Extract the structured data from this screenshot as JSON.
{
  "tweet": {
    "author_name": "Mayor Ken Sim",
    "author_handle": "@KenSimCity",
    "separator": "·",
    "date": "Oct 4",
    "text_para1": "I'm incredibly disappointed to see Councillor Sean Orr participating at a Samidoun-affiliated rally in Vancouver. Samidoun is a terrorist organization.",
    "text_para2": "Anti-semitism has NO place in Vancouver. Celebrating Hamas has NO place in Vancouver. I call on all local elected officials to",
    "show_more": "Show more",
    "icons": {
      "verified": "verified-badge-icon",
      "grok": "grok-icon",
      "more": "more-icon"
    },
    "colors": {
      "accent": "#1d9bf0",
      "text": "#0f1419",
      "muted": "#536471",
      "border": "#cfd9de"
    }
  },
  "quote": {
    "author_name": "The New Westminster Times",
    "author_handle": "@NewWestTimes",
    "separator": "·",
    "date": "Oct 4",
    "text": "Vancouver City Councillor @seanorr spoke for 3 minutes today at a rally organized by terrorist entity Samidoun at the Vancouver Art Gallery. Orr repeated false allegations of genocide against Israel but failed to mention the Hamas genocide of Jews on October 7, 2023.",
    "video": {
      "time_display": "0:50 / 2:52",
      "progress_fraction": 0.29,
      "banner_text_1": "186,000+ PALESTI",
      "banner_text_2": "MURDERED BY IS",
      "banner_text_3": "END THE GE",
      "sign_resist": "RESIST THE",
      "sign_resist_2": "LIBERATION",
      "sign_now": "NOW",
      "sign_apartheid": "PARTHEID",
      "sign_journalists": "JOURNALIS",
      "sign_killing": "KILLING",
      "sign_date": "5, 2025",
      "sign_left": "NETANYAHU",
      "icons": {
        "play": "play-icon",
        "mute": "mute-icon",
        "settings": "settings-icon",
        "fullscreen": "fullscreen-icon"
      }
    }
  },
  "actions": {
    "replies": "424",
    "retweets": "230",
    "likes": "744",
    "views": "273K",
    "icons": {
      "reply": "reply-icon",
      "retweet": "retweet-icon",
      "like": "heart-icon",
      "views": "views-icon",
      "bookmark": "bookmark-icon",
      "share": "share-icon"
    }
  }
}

----

**Problem details**
Please copy out each record, character for character.

**Exercise answer**
Extract the structured data from this screenshot as JSON.
{
  "tweet": {
    "author_name": "Mayor Ken Sim",
    "author_handle": "@KenSimCity",
    "separator": "·",
    "date": "Oct 4",
    "text_para1": "I'm incredibly disappointed to see Councillor Sean Orr participating at a Samidoun-affiliated rally in Vancouver. Samidoun is a terrorist organization.",
    "text_para2": "Anti-semitism has NO place in Vancouver. Celebrating Hamas has NO place in Vancouver. I call on all local elected officials to",
    "show_more": "Show more",
    "icons": {
      "verified": "verified-badge-icon",
      "grok": "grok-icon",
      "more": "more-icon"
    },
    "colors": {
      "accent": "#1d9bf0",
      "text": "#0f1419",
      "muted": "#536471",
      "border": "#cfd9de"
    }
  },
  "quote": {
    "author_name": "The New Westminster Times",
    "author_handle": "@NewWestTimes",
    "separator": "·",
    "date": "Oct 4",
    "text": "Vancouver City Councillor @seanorr spoke for 3 minutes today at a rally organized by terrorist entity Samidoun at the Vancouver Art Gallery. Orr repeated false allegations of genocide against Israel but failed to mention the Hamas genocide of Jews on October 7, 2023.",
    "video": {
      "time_display": "0:50 / 2:52",
      "progress_fraction": 0.29,
      "banner_text_1": "186,000+ PALESTI",
      "banner_text_2": "MURDERED BY IS",
      "banner_text_3": "END THE GE",
      "sign_resist": "RESIST THE",
      "sign_resist_2": "LIBERATION",
      "sign_now": "NOW",
      "sign_apartheid": "PARTHEID",
      "sign_journalists": "JOURNALIS",
      "sign_killing": "KILLING",
      "sign_date": "5, 2025",
      "sign_left": "NETANYAHU",
      "icons": {
        "play": "play-icon",
        "mute": "mute-icon",
        "settings": "settings-icon",
        "fullscreen": "fullscreen-icon"
      }
    }
  },
  "actions": {
    "replies": "424",
    "retweets": "230",
    "likes": "744",
    "views": "273K",
    "icons": {
      "reply": "reply-icon",
      "retweet": "retweet-icon",
      "like": "heart-icon",
      "views": "views-icon",
      "bookmark": "bookmark-icon",
      "share": "share-icon"
    }
  }
}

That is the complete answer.